* **GIVEN PROBLEM**: Of the lines listed below, how many contain the string "Kreator"? Answer with the number alone.

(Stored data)
## begin

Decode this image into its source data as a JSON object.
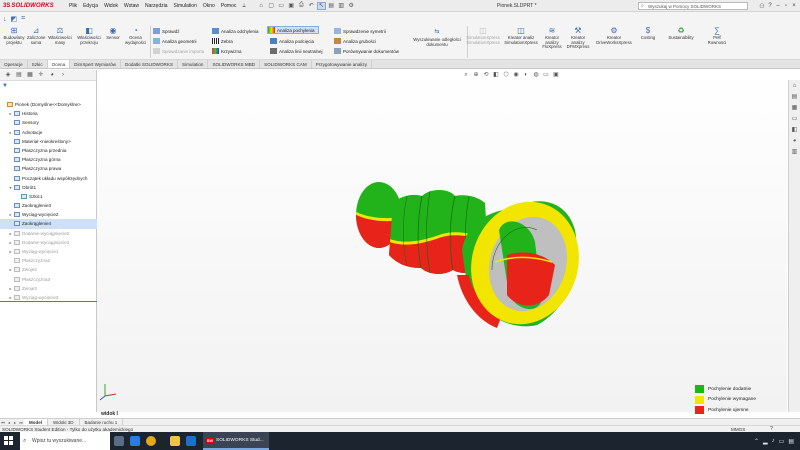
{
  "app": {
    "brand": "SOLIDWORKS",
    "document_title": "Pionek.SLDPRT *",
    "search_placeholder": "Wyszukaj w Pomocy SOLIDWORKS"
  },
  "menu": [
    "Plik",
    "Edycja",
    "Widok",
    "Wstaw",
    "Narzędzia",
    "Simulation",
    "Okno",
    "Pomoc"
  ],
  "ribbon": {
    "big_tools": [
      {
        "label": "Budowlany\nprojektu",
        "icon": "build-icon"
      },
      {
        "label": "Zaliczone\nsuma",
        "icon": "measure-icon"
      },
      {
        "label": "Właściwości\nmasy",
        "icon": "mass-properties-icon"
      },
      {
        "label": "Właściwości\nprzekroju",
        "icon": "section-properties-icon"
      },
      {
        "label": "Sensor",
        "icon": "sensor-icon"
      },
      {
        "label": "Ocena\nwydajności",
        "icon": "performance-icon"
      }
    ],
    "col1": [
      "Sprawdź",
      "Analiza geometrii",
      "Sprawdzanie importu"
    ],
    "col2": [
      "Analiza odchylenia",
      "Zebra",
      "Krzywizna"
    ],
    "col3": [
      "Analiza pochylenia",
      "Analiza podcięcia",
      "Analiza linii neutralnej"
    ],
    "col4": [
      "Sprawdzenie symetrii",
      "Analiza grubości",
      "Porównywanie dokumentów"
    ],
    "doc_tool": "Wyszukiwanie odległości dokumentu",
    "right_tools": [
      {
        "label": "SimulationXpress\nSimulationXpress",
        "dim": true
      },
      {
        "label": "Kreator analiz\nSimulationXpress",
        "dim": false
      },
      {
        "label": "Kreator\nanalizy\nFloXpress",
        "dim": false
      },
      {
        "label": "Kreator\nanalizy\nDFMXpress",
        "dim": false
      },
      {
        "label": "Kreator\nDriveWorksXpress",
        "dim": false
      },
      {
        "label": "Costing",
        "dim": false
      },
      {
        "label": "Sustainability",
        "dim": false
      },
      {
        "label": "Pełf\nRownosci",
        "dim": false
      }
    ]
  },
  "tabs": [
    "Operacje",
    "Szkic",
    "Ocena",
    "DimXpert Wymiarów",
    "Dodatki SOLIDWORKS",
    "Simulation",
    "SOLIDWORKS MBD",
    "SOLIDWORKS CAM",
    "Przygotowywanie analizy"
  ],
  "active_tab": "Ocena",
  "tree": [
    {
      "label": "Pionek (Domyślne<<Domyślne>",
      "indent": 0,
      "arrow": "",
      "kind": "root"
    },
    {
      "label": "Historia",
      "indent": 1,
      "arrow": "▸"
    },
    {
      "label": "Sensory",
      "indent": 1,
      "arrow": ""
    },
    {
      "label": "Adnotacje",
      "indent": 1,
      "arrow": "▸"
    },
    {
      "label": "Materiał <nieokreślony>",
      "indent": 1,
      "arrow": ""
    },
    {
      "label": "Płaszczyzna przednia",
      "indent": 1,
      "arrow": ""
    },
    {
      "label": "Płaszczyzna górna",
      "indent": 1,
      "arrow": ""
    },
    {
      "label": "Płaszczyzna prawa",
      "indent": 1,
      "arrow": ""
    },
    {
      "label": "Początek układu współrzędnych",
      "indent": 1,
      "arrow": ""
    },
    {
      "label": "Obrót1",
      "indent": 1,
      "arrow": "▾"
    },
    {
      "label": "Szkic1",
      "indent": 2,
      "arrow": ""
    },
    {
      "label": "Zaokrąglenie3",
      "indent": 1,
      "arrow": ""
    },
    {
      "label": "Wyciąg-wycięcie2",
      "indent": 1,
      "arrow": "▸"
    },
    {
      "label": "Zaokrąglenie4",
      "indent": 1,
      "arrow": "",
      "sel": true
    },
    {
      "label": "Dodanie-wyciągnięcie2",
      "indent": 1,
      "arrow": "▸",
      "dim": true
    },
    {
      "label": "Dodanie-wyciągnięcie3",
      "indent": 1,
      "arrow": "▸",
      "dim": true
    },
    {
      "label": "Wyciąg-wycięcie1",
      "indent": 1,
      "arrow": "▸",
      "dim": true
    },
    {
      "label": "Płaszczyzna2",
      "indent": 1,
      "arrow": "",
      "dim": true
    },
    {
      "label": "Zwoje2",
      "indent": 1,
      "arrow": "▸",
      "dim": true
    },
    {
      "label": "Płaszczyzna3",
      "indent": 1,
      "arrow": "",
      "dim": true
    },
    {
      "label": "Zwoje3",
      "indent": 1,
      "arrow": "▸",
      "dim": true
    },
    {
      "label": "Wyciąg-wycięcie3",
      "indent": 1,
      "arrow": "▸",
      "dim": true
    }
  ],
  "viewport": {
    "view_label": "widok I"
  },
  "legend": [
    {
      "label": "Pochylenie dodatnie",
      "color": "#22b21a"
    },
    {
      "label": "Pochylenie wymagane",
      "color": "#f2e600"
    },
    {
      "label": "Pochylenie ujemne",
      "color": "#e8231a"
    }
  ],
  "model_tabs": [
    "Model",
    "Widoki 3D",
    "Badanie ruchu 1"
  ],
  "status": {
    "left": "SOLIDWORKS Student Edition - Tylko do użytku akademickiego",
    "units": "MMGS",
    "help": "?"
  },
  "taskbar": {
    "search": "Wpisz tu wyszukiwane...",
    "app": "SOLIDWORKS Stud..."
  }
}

## end
## begin

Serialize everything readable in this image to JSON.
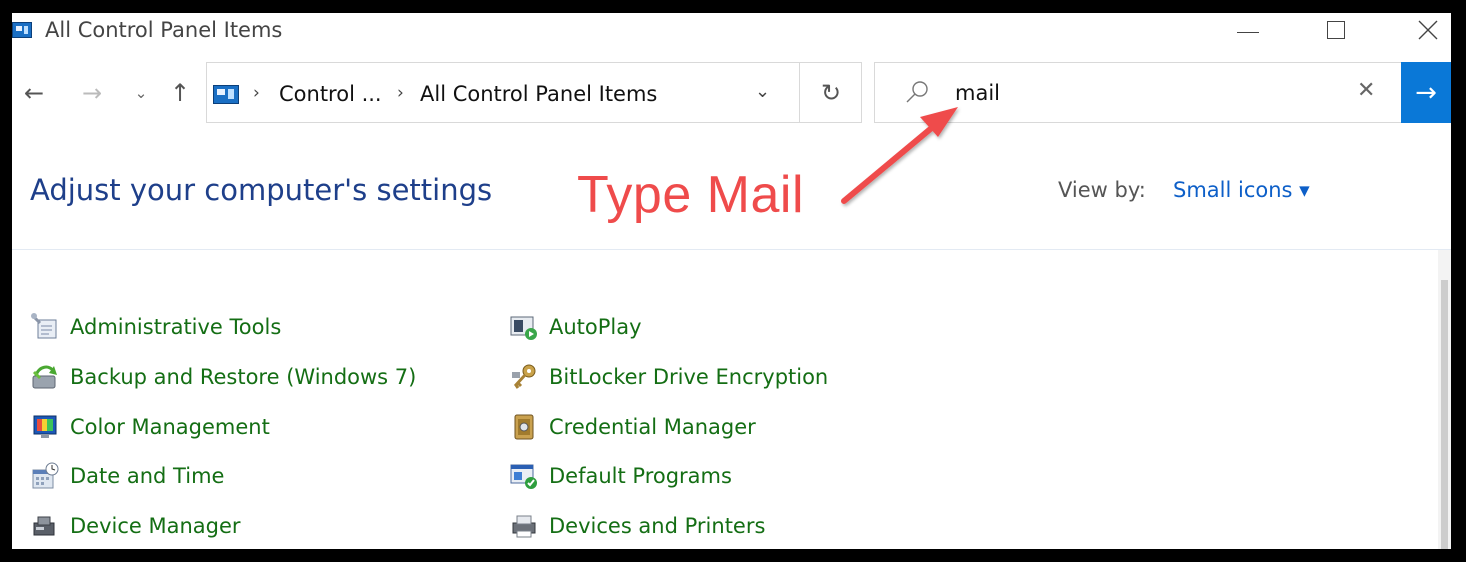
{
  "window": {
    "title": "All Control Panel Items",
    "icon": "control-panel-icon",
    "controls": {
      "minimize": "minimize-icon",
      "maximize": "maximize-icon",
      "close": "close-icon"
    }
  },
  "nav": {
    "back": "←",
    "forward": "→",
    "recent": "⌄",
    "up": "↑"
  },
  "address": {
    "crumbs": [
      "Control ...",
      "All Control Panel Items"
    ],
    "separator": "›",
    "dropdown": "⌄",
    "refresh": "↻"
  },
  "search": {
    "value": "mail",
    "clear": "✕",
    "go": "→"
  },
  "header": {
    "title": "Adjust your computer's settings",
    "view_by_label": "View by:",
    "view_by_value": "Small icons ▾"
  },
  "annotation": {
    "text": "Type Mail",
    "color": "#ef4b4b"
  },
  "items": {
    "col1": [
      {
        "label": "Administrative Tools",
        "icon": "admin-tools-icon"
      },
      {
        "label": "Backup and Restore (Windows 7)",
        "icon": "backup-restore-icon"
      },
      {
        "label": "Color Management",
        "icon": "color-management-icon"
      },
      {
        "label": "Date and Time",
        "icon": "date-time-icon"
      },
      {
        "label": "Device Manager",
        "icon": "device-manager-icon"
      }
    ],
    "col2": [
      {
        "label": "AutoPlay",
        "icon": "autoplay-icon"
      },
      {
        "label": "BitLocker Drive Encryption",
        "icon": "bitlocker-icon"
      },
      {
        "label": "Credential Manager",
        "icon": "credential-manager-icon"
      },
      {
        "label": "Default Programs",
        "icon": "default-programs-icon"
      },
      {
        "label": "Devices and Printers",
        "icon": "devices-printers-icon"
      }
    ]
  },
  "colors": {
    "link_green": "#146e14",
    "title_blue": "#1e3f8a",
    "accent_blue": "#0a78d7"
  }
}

## end

* **SOLVED PROBLEM**: 4